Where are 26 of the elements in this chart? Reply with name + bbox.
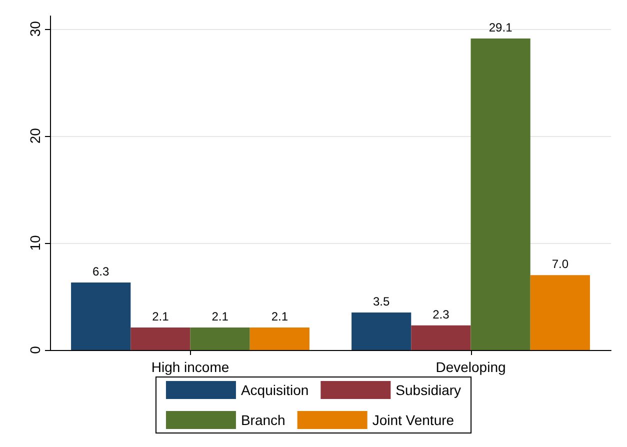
data-label: 3.5 [372, 294, 390, 309]
y-tick-label: 30 [27, 20, 43, 37]
legend-label: Subsidiary [396, 382, 462, 398]
bar [530, 275, 590, 350]
legend-label: Joint Venture [372, 412, 454, 428]
data-label: 2.1 [271, 310, 288, 324]
bar [190, 328, 250, 350]
data-label: 7.0 [552, 257, 569, 272]
bar [352, 312, 412, 350]
data-label: 6.3 [92, 264, 110, 279]
bar [130, 328, 190, 350]
x-tick-label: High income [151, 359, 230, 375]
legend-label: Acquisition [240, 382, 309, 398]
data-label: 2.3 [432, 307, 450, 322]
data-label: 29.1 [488, 20, 513, 34]
legend-label: Branch [240, 412, 286, 428]
y-tick-label: 20 [27, 128, 43, 144]
bar [71, 282, 131, 350]
data-label: 2.1 [152, 310, 170, 324]
y-tick-label: 0 [27, 346, 43, 354]
bar [411, 325, 471, 350]
data-label: 2.1 [212, 310, 229, 324]
y-tick-label: 10 [27, 234, 43, 251]
bar [250, 328, 310, 350]
bar [470, 38, 530, 350]
x-tick-label: Developing [436, 359, 506, 375]
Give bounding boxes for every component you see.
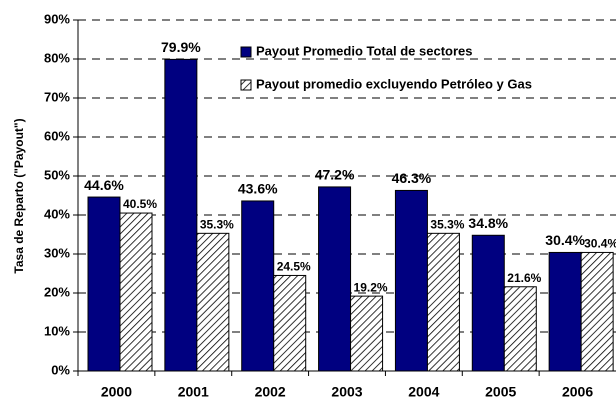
bar <box>196 232 230 372</box>
bar <box>580 251 614 372</box>
data-label: 30.4% <box>584 237 616 251</box>
x-tick-label: 2003 <box>331 384 362 400</box>
x-tick-label: 2001 <box>178 384 209 400</box>
legend-swatch <box>240 46 252 58</box>
bar <box>471 234 505 372</box>
y-tick-label: 60% <box>44 128 70 143</box>
data-label: 79.9% <box>161 39 201 55</box>
legend-label: Payout promedio excluyendo Petróleo y Ga… <box>256 76 532 91</box>
legend-swatch <box>240 79 252 91</box>
bar <box>426 232 460 372</box>
data-label: 40.5% <box>123 197 157 211</box>
x-tick-label: 2002 <box>255 384 286 400</box>
data-label: 19.2% <box>354 280 388 294</box>
x-tick-label: 2006 <box>562 384 593 400</box>
y-axis-label: Tasa de Reparto ("Payout") <box>12 118 26 273</box>
data-label: 34.8% <box>468 215 508 231</box>
data-label: 35.3% <box>430 218 464 232</box>
legend-label: Payout Promedio Total de sectores <box>256 43 472 58</box>
y-tick-label: 80% <box>44 50 70 65</box>
y-tick-label: 50% <box>44 167 70 182</box>
bar <box>394 189 428 372</box>
data-label: 46.3% <box>392 170 432 186</box>
data-label: 30.4% <box>545 232 585 248</box>
y-tick-label: 0% <box>51 362 70 377</box>
data-label: 47.2% <box>315 167 355 183</box>
y-tick-label: 10% <box>44 323 70 338</box>
x-tick-label: 2000 <box>101 384 132 400</box>
data-label: 35.3% <box>200 218 234 232</box>
x-tick-label: 2005 <box>485 384 516 400</box>
data-label: 43.6% <box>238 181 278 197</box>
bar <box>548 251 582 372</box>
bar <box>350 295 384 372</box>
data-label: 44.6% <box>84 177 124 193</box>
bar <box>87 196 121 372</box>
y-tick-label: 90% <box>44 11 70 26</box>
y-tick-label: 70% <box>44 89 70 104</box>
bar <box>119 212 153 372</box>
data-label: 21.6% <box>507 271 541 285</box>
x-tick-label: 2004 <box>408 384 439 400</box>
y-tick-label: 20% <box>44 284 70 299</box>
y-tick-label: 40% <box>44 206 70 221</box>
bar <box>318 186 352 372</box>
bar <box>273 274 307 372</box>
bar <box>164 58 198 372</box>
data-label: 24.5% <box>277 260 311 274</box>
bar <box>241 200 275 372</box>
y-tick-label: 30% <box>44 245 70 260</box>
bar <box>503 286 537 372</box>
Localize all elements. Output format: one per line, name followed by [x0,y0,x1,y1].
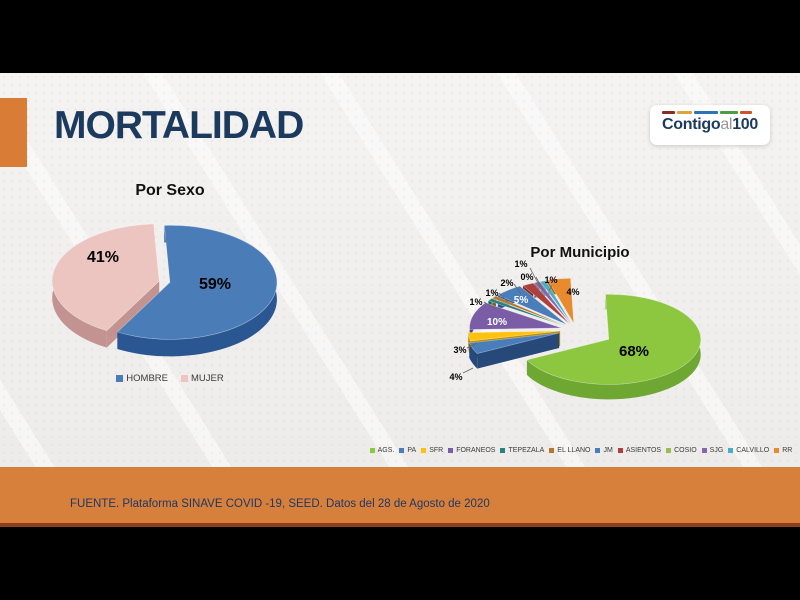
logo-word-al: al [720,116,733,133]
legend-swatch [595,448,601,453]
legend-swatch [774,448,780,453]
legend-item-cosio: COSIO [666,447,697,454]
logo-color-bar [662,111,758,114]
legend-label: FORANEOS [456,447,496,454]
source-band: FUENTE. Plataforma SINAVE COVID -19, SEE… [0,467,800,527]
legend-item-hombre: HOMBRE [116,373,168,384]
pie-data-label: 1% [485,288,498,298]
logo-bar-segment [662,111,675,114]
legend-item-sjg: SJG [701,447,724,454]
legend-label: SFR [429,447,444,454]
contigo-al-100-logo: Contigoal100 [650,105,770,145]
data-label-leader-line [548,284,553,292]
pie-data-label: 59% [199,276,231,293]
legend-label: CALVILLO [736,447,770,454]
legend-item-tepezala: TEPEZALA [500,447,544,454]
pie-data-label: 5% [514,295,529,306]
pie-data-label: 0% [520,272,533,282]
legend-swatch [116,375,124,382]
logo-bar-segment [740,111,752,114]
pie-slice-HOMBRE [116,225,278,357]
page-title: MORTALIDAD [54,104,304,147]
legend-item-rr: RR [774,447,792,454]
legend-label: TEPEZALA [508,447,545,454]
logo-bar-segment [677,111,692,114]
data-label-leader-line [535,276,544,291]
legend-item-asientos: ASIENTOS [617,447,662,454]
legend-label: JM [603,447,613,454]
data-label-leader-line [483,301,497,310]
legend-swatch [399,448,405,453]
logo-word-contigo: Contigo [662,116,721,133]
pie-data-label: 3% [453,345,466,355]
legend-item-calvillo: CALVILLO [728,447,769,454]
legend-swatch [701,448,707,453]
pie-data-label: 1% [514,259,527,269]
legend-label: EL LLANO [557,447,591,454]
data-label-leader-line [466,342,478,349]
legend-label: COSIO [674,447,697,454]
legend-item-sfr: SFR [421,447,443,454]
legend-label: RR [782,447,793,454]
legend-swatch [448,448,454,453]
legend-swatch [617,448,623,453]
legend-item-jm: JM [595,447,613,454]
legend-item-el-llano: EL LLANO [549,447,590,454]
legend-label: MUJER [190,373,224,384]
logo-word-100: 100 [732,116,758,133]
legend-label: HOMBRE [126,373,168,384]
chart-title-por-sexo: Por Sexo [135,182,205,199]
pie-data-label: 4% [566,287,579,297]
legend-label: ASIENTOS [625,447,662,454]
source-note: FUENTE. Plataforma SINAVE COVID -19, SEE… [70,498,490,510]
legend-label: AGS. [377,447,395,454]
legend-item-mujer: MUJER [180,373,224,384]
logo-bar-segment [720,111,738,114]
slide-background [0,73,800,527]
pie-data-label: 41% [87,249,119,266]
data-label-leader-line [462,367,474,374]
legend-swatch [421,448,427,453]
pie-data-label: 1% [544,275,557,285]
data-label-leader-line [529,267,541,288]
legend-label: PA [407,447,417,454]
legend-item-ags-: AGS. [369,447,395,454]
legend-swatch [728,448,734,453]
legend-swatch [369,448,375,453]
legend-item-pa: PA [399,447,416,454]
legend-swatch [180,375,188,382]
pie-data-label: 10% [487,317,507,328]
legend-swatch [500,448,506,453]
logo-bar-segment [694,111,718,114]
pie-slice-AGS. [526,294,702,400]
legend-por-sexo: HOMBRE MUJER [95,373,245,384]
pie-data-label: 2% [500,278,513,288]
legend-item-foraneos: FORANEOS [448,447,495,454]
pie-data-label: 1% [469,297,482,307]
pie-data-label: 4% [449,372,462,382]
data-label-leader-line [498,292,509,303]
orange-accent-square [0,98,27,167]
logo-text: Contigoal100 [650,117,770,133]
data-label-leader-line [513,283,522,295]
chart-title-por-municipio: Por Municipio [530,244,630,261]
legend-label: SJG [709,447,724,454]
legend-swatch [666,448,672,453]
pie-data-label: 68% [619,343,649,360]
legend-por-municipio: AGS. PA SFR FORANEOS TEPEZALA EL LLANO JM ASIEN… [369,447,792,454]
pie-slice-RR [547,277,575,324]
legend-swatch [549,448,555,453]
pie-slice-PA [468,332,560,369]
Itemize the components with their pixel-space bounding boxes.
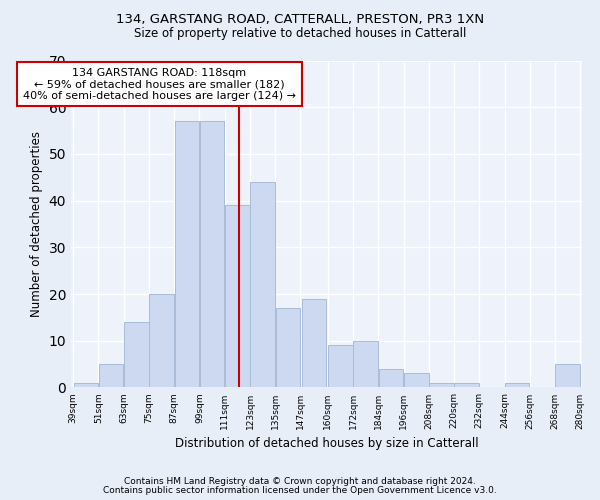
Bar: [454, 383, 479, 388]
Bar: [74, 383, 98, 388]
Bar: [379, 368, 403, 388]
Bar: [149, 294, 174, 388]
Bar: [505, 383, 529, 388]
Text: Contains HM Land Registry data © Crown copyright and database right 2024.: Contains HM Land Registry data © Crown c…: [124, 477, 476, 486]
Bar: [328, 346, 353, 388]
Bar: [124, 322, 149, 388]
Bar: [175, 121, 199, 388]
Text: 134 GARSTANG ROAD: 118sqm
← 59% of detached houses are smaller (182)
40% of semi: 134 GARSTANG ROAD: 118sqm ← 59% of detac…: [23, 68, 296, 100]
Bar: [200, 121, 224, 388]
Bar: [556, 364, 580, 388]
Bar: [250, 182, 275, 388]
Y-axis label: Number of detached properties: Number of detached properties: [30, 131, 43, 317]
X-axis label: Distribution of detached houses by size in Catterall: Distribution of detached houses by size …: [175, 437, 479, 450]
Text: Size of property relative to detached houses in Catterall: Size of property relative to detached ho…: [134, 28, 466, 40]
Bar: [404, 374, 428, 388]
Bar: [275, 308, 300, 388]
Bar: [353, 340, 378, 388]
Bar: [429, 383, 454, 388]
Text: Contains public sector information licensed under the Open Government Licence v3: Contains public sector information licen…: [103, 486, 497, 495]
Bar: [225, 206, 250, 388]
Bar: [99, 364, 124, 388]
Text: 134, GARSTANG ROAD, CATTERALL, PRESTON, PR3 1XN: 134, GARSTANG ROAD, CATTERALL, PRESTON, …: [116, 12, 484, 26]
Bar: [302, 298, 326, 388]
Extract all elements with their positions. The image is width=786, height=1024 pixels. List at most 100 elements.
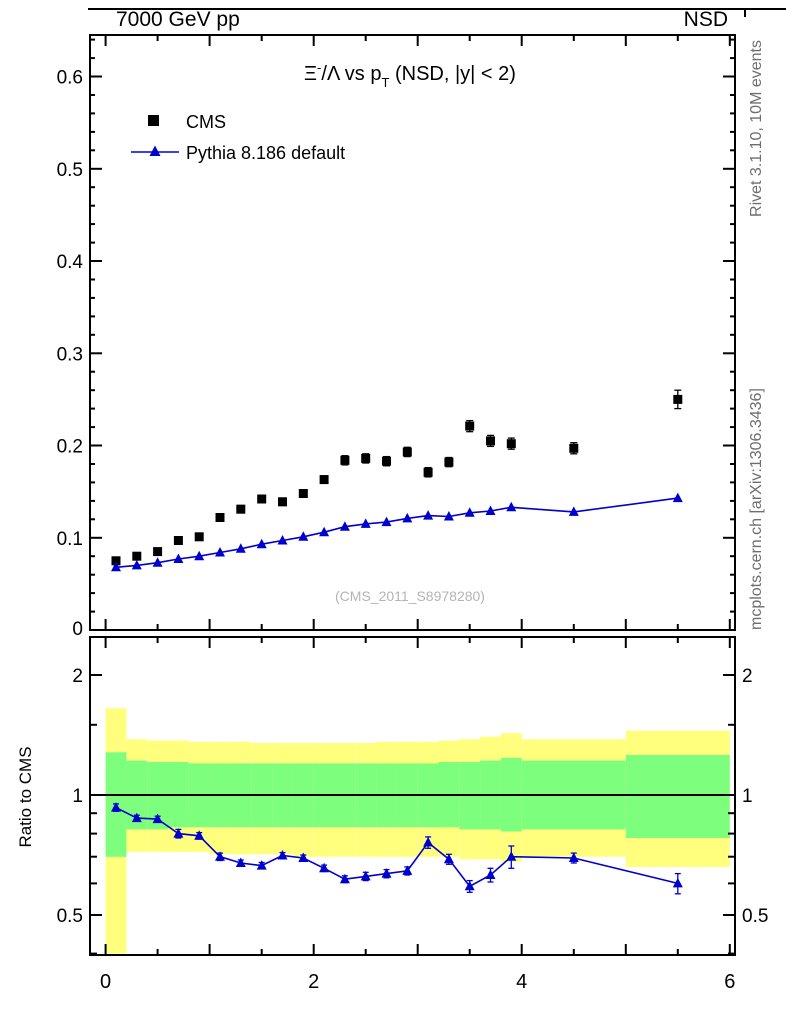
rivet-version-credit: Rivet 3.1.10, 10M events bbox=[748, 40, 765, 217]
header-right: NSD bbox=[684, 8, 728, 31]
y-axis-tick-label: 0.4 bbox=[57, 252, 84, 273]
y-axis-tick-label: 0.5 bbox=[57, 160, 83, 181]
pythia-data-point bbox=[443, 511, 454, 521]
x-axis-tick-label: 2 bbox=[308, 971, 319, 993]
cms-data-point bbox=[486, 436, 495, 446]
ratio-data-point bbox=[402, 865, 413, 875]
x-axis-tick-label: 6 bbox=[724, 971, 735, 993]
ratio-data-point bbox=[423, 837, 434, 847]
title-mid: /Λ vs p bbox=[321, 63, 381, 85]
y-axis-tick-label: 0 bbox=[72, 619, 83, 640]
cms-data-point bbox=[153, 547, 163, 557]
pythia-data-point bbox=[256, 538, 267, 549]
plot-title: Ξ-/Λ vs pT (NSD, |y| < 2) bbox=[304, 60, 516, 90]
y-axis-tick-label: 0.2 bbox=[57, 437, 83, 458]
title-superscript: - bbox=[317, 60, 321, 75]
pythia-data-point bbox=[381, 516, 392, 527]
ratio-y-axis-title: Ratio to CMS bbox=[16, 746, 35, 847]
pythia-data-point bbox=[319, 526, 330, 537]
legend-pythia-label: Pythia 8.186 default bbox=[186, 143, 345, 163]
cms-data-point bbox=[506, 439, 516, 449]
cms-data-point bbox=[278, 497, 287, 507]
ratio-data-point bbox=[485, 869, 496, 879]
cms-data-point bbox=[236, 504, 246, 514]
pythia-data-point bbox=[672, 492, 683, 503]
pythia-marker-icon bbox=[149, 145, 161, 156]
pythia-line bbox=[115, 497, 678, 569]
pythia-data-point bbox=[131, 559, 142, 570]
cms-data-point bbox=[111, 556, 121, 566]
cms-data-point bbox=[361, 453, 371, 463]
pythia-data-point bbox=[485, 505, 496, 515]
pythia-data-point bbox=[235, 543, 246, 553]
ratio-data-point bbox=[568, 852, 579, 862]
ratio-line bbox=[115, 806, 678, 888]
pythia-data-point bbox=[339, 521, 350, 531]
cms-data-point bbox=[132, 551, 142, 561]
legend: CMS Pythia 8.186 default bbox=[131, 112, 345, 163]
ratio-data-point bbox=[672, 877, 683, 888]
panel-frame bbox=[89, 34, 736, 631]
legend-cms-label: CMS bbox=[186, 112, 226, 132]
cms-data-point bbox=[673, 394, 683, 404]
cms-data-point bbox=[423, 467, 433, 477]
cms-data-point bbox=[465, 421, 475, 431]
cms-data-point bbox=[569, 443, 579, 453]
cms-data-point bbox=[340, 455, 350, 465]
pythia-data-point bbox=[215, 547, 225, 557]
y-axis-tick-label: 0.1 bbox=[57, 529, 83, 550]
ratio-data-point bbox=[256, 860, 267, 870]
cms-data-point bbox=[173, 536, 183, 545]
pythia-data-point bbox=[506, 501, 517, 512]
pythia-data-point bbox=[277, 535, 288, 545]
cms-data-point bbox=[319, 475, 329, 485]
ratio-tick-label-right: 0.5 bbox=[742, 906, 768, 927]
ratio-data-point bbox=[277, 850, 288, 860]
ratio-data-point bbox=[111, 802, 121, 812]
cms-data-point bbox=[298, 489, 308, 498]
pythia-data-point bbox=[464, 507, 475, 517]
ratio-tick-label-left: 2 bbox=[72, 666, 83, 687]
pythia-data-point bbox=[173, 553, 184, 563]
cms-data-point bbox=[257, 494, 267, 504]
title-tail: (NSD, |y| < 2) bbox=[389, 63, 516, 85]
pythia-data-point bbox=[360, 518, 371, 528]
title-xi: Ξ bbox=[304, 63, 317, 85]
y-axis-tick-label: 0.3 bbox=[57, 344, 83, 365]
ratio-data-point bbox=[506, 851, 517, 861]
cms-data-point bbox=[194, 532, 204, 542]
title-subscript: T bbox=[381, 75, 389, 90]
pythia-data-point bbox=[298, 531, 309, 541]
pythia-data-point bbox=[402, 512, 413, 523]
ratio-data-point bbox=[173, 828, 184, 838]
ratio-data-point bbox=[339, 873, 350, 884]
ratio-tick-label-left: 1 bbox=[72, 786, 83, 807]
data-series bbox=[111, 389, 683, 895]
y-axis-tick-label: 0.6 bbox=[57, 68, 83, 89]
ratio-data-point bbox=[319, 862, 330, 873]
ratio-data-point bbox=[443, 853, 454, 864]
cms-data-point bbox=[402, 447, 412, 457]
pythia-data-point bbox=[568, 506, 579, 516]
cms-data-point bbox=[382, 456, 391, 466]
green-band bbox=[625, 755, 730, 838]
axes-and-ticks: 0 2 4 6 0 0.1 0.2 0.3 0.4 0.5 0.6 0.5 0.5 1 1 2 2 bbox=[57, 8, 786, 993]
ratio-data-point bbox=[194, 830, 205, 840]
ratio-tick-label-right: 1 bbox=[742, 786, 753, 807]
uncertainty-bands bbox=[105, 708, 730, 954]
pythia-data-point bbox=[152, 557, 163, 567]
cms-data-point bbox=[215, 513, 225, 522]
ratio-data-point bbox=[152, 813, 163, 824]
cms-marker-icon bbox=[148, 115, 159, 126]
ratio-data-point bbox=[235, 857, 246, 867]
header-left: 7000 GeV pp bbox=[116, 8, 240, 31]
ratio-data-point bbox=[298, 852, 309, 862]
ratio-data-point bbox=[360, 870, 371, 881]
pythia-data-point bbox=[423, 510, 434, 520]
ratio-data-point bbox=[131, 812, 142, 823]
ratio-tick-label-left: 0.5 bbox=[57, 906, 83, 927]
x-axis-tick-label: 4 bbox=[516, 971, 527, 993]
ratio-data-point bbox=[215, 851, 225, 861]
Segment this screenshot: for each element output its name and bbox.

- **EXERCISE**
Starting at the line containing "bar <box>196 232 230 372</box>" and ending at the line containing "y-tick-label: 70% <box>44 89 70 104</box>" in the entries above, format those lines as a Markdown table with the columns Row and Line. Number each line and leave out any blank lines.

- **REPLY**
| Row | Line |
|---|---|
| 1 | bar <box>196 232 230 372</box> |
| 2 | bar <box>580 251 614 372</box> |
| 3 | data-label: 30.4% <box>584 237 616 251</box> |
| 4 | x-tick-label: 2003 <box>331 384 362 400</box> |
| 5 | x-tick-label: 2001 <box>178 384 209 400</box> |
| 6 | legend-swatch <box>240 46 252 58</box> |
| 7 | bar <box>471 234 505 372</box> |
| 8 | y-tick-label: 60% <box>44 128 70 143</box> |
| 9 | data-label: 79.9% <box>161 39 201 55</box> |
| 10 | legend-label: Payout promedio excluyendo Petróleo y Ga… <box>256 76 532 91</box> |
| 11 | legend-swatch <box>240 79 252 91</box> |
| 12 | bar <box>426 232 460 372</box> |
| 13 | data-label: 40.5% <box>123 197 157 211</box> |
| 14 | x-tick-label: 2002 <box>255 384 286 400</box> |
| 15 | data-label: 19.2% <box>354 280 388 294</box> |
| 16 | x-tick-label: 2006 <box>562 384 593 400</box> |
| 17 | y-axis-label: Tasa de Reparto ("Payout") <box>12 118 26 273</box> |
| 18 | data-label: 34.8% <box>468 215 508 231</box> |
| 19 | data-label: 35.3% <box>430 218 464 232</box> |
| 20 | legend-label: Payout Promedio Total de sectores <box>256 43 472 58</box> |
| 21 | y-tick-label: 80% <box>44 50 70 65</box> |
| 22 | y-tick-label: 50% <box>44 167 70 182</box> |
| 23 | bar <box>394 189 428 372</box> |
| 24 | data-label: 46.3% <box>392 170 432 186</box> |
| 25 | data-label: 30.4% <box>545 232 585 248</box> |
| 26 | y-tick-label: 0% <box>51 362 70 377</box> |
| 27 | data-label: 47.2% <box>315 167 355 183</box> |
| 28 | y-tick-label: 10% <box>44 323 70 338</box> |
| 29 | x-tick-label: 2000 <box>101 384 132 400</box> |
| 30 | data-label: 35.3% <box>200 218 234 232</box> |
| 31 | x-tick-label: 2005 <box>485 384 516 400</box> |
| 32 | data-label: 43.6% <box>238 181 278 197</box> |
| 33 | bar <box>548 251 582 372</box> |
| 34 | bar <box>350 295 384 372</box> |
| 35 | data-label: 44.6% <box>84 177 124 193</box> |
| 36 | bar <box>87 196 121 372</box> |
| 37 | y-tick-label: 90% <box>44 11 70 26</box> |
| 38 | y-tick-label: 70% <box>44 89 70 104</box> |